Exclude the pictures and return every line exactly as written.

((

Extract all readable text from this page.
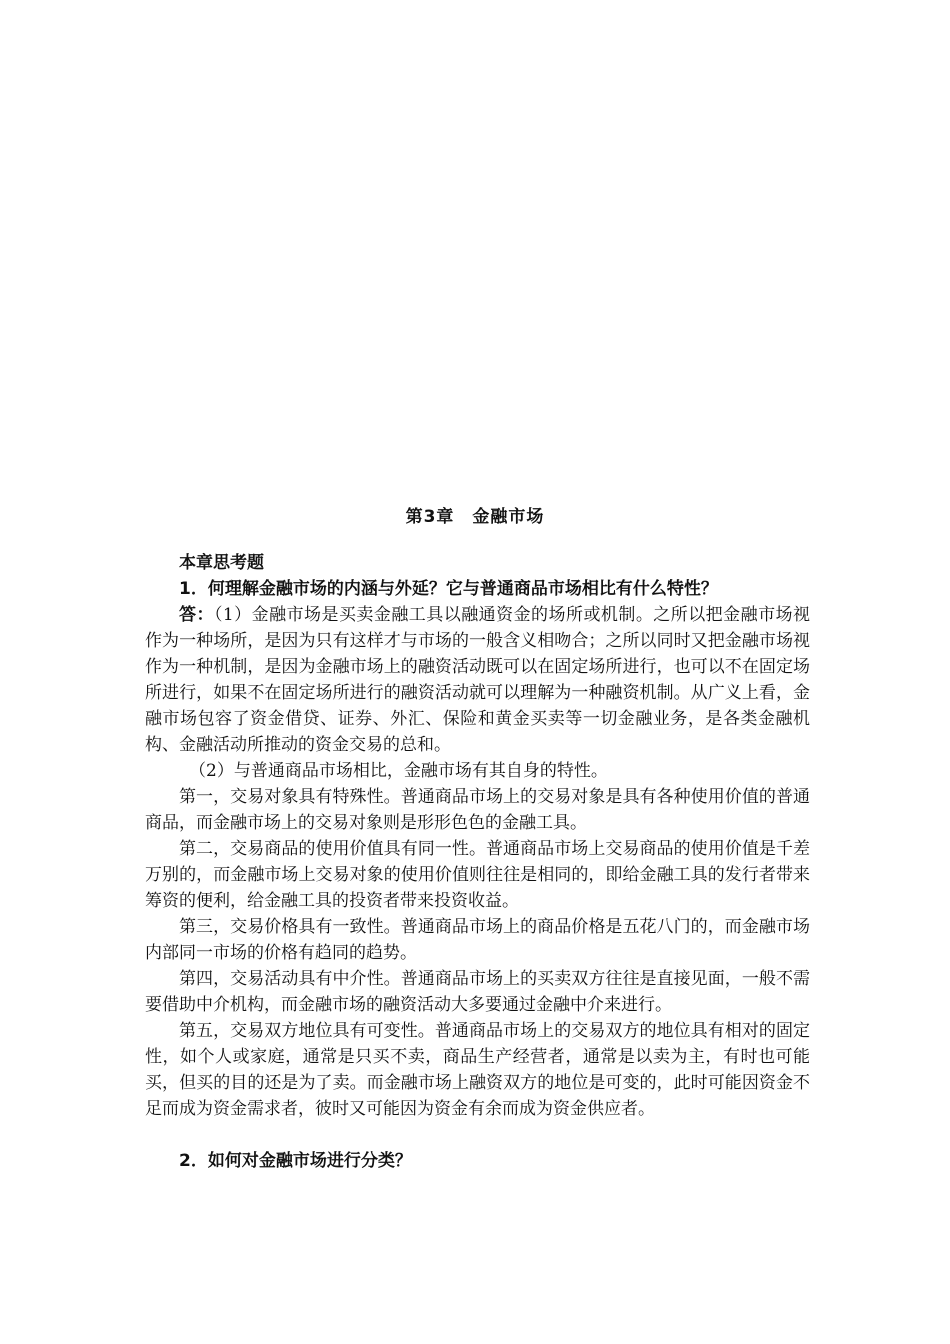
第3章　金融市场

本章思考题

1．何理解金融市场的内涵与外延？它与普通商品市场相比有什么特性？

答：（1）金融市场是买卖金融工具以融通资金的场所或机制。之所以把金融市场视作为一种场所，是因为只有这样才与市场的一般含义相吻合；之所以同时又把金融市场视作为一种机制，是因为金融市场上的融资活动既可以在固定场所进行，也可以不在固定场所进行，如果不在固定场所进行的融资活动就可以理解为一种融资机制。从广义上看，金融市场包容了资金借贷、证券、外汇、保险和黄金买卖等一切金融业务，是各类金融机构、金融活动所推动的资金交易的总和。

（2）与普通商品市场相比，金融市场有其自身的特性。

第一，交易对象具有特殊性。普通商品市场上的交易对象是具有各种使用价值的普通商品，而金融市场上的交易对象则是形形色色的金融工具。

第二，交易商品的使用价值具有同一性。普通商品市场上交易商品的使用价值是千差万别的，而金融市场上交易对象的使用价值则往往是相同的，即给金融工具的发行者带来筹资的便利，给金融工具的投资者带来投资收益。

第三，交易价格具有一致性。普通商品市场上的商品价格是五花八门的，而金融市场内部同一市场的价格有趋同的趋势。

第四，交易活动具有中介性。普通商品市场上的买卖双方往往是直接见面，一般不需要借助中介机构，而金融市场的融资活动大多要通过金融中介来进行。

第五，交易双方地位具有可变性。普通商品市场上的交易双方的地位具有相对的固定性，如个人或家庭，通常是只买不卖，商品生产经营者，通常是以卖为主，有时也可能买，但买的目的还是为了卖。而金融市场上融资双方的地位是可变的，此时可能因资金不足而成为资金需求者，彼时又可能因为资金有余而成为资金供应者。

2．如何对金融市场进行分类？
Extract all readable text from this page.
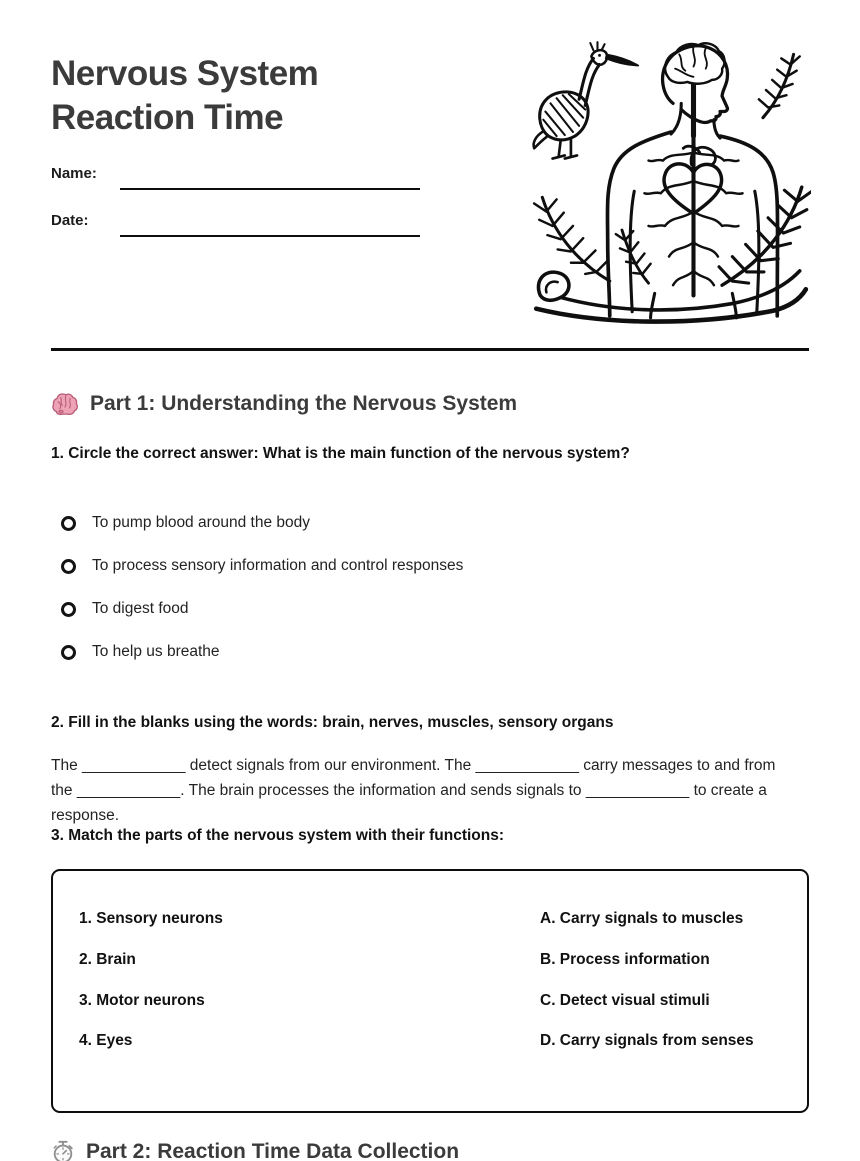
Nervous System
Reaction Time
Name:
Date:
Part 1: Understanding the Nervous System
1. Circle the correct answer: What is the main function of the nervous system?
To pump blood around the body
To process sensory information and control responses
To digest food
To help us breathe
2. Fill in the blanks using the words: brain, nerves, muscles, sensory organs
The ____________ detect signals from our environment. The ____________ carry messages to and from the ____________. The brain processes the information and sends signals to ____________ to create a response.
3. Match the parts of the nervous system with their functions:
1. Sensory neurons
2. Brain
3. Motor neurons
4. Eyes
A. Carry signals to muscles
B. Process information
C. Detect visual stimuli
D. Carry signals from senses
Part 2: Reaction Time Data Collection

))

Exercise response
Extract all readable text from this page.
第3章　金融市场

本章思考题

1．何理解金融市场的内涵与外延？它与普通商品市场相比有什么特性？

答：（1）金融市场是买卖金融工具以融通资金的场所或机制。之所以把金融市场视作为一种场所，是因为只有这样才与市场的一般含义相吻合；之所以同时又把金融市场视作为一种机制，是因为金融市场上的融资活动既可以在固定场所进行，也可以不在固定场所进行，如果不在固定场所进行的融资活动就可以理解为一种融资机制。从广义上看，金融市场包容了资金借贷、证券、外汇、保险和黄金买卖等一切金融业务，是各类金融机构、金融活动所推动的资金交易的总和。

（2）与普通商品市场相比，金融市场有其自身的特性。

第一，交易对象具有特殊性。普通商品市场上的交易对象是具有各种使用价值的普通商品，而金融市场上的交易对象则是形形色色的金融工具。

第二，交易商品的使用价值具有同一性。普通商品市场上交易商品的使用价值是千差万别的，而金融市场上交易对象的使用价值则往往是相同的，即给金融工具的发行者带来筹资的便利，给金融工具的投资者带来投资收益。

第三，交易价格具有一致性。普通商品市场上的商品价格是五花八门的，而金融市场内部同一市场的价格有趋同的趋势。

第四，交易活动具有中介性。普通商品市场上的买卖双方往往是直接见面，一般不需要借助中介机构，而金融市场的融资活动大多要通过金融中介来进行。

第五，交易双方地位具有可变性。普通商品市场上的交易双方的地位具有相对的固定性，如个人或家庭，通常是只买不卖，商品生产经营者，通常是以卖为主，有时也可能买，但买的目的还是为了卖。而金融市场上融资双方的地位是可变的，此时可能因资金不足而成为资金需求者，彼时又可能因为资金有余而成为资金供应者。

2．如何对金融市场进行分类？
Extract all readable text from this page.
Nervous System
Reaction Time
Name:
Date:
Part 1: Understanding the Nervous System
1. Circle the correct answer: What is the main function of the nervous system?
To pump blood around the body
To process sensory information and control responses
To digest food
To help us breathe
2. Fill in the blanks using the words: brain, nerves, muscles, sensory organs
The ____________ detect signals from our environment. The ____________ carry messages to and from the ____________. The brain processes the information and sends signals to ____________ to create a response.
3. Match the parts of the nervous system with their functions:
1. Sensory neurons
2. Brain
3. Motor neurons
4. Eyes
A. Carry signals to muscles
B. Process information
C. Detect visual stimuli
D. Carry signals from senses
Part 2: Reaction Time Data Collection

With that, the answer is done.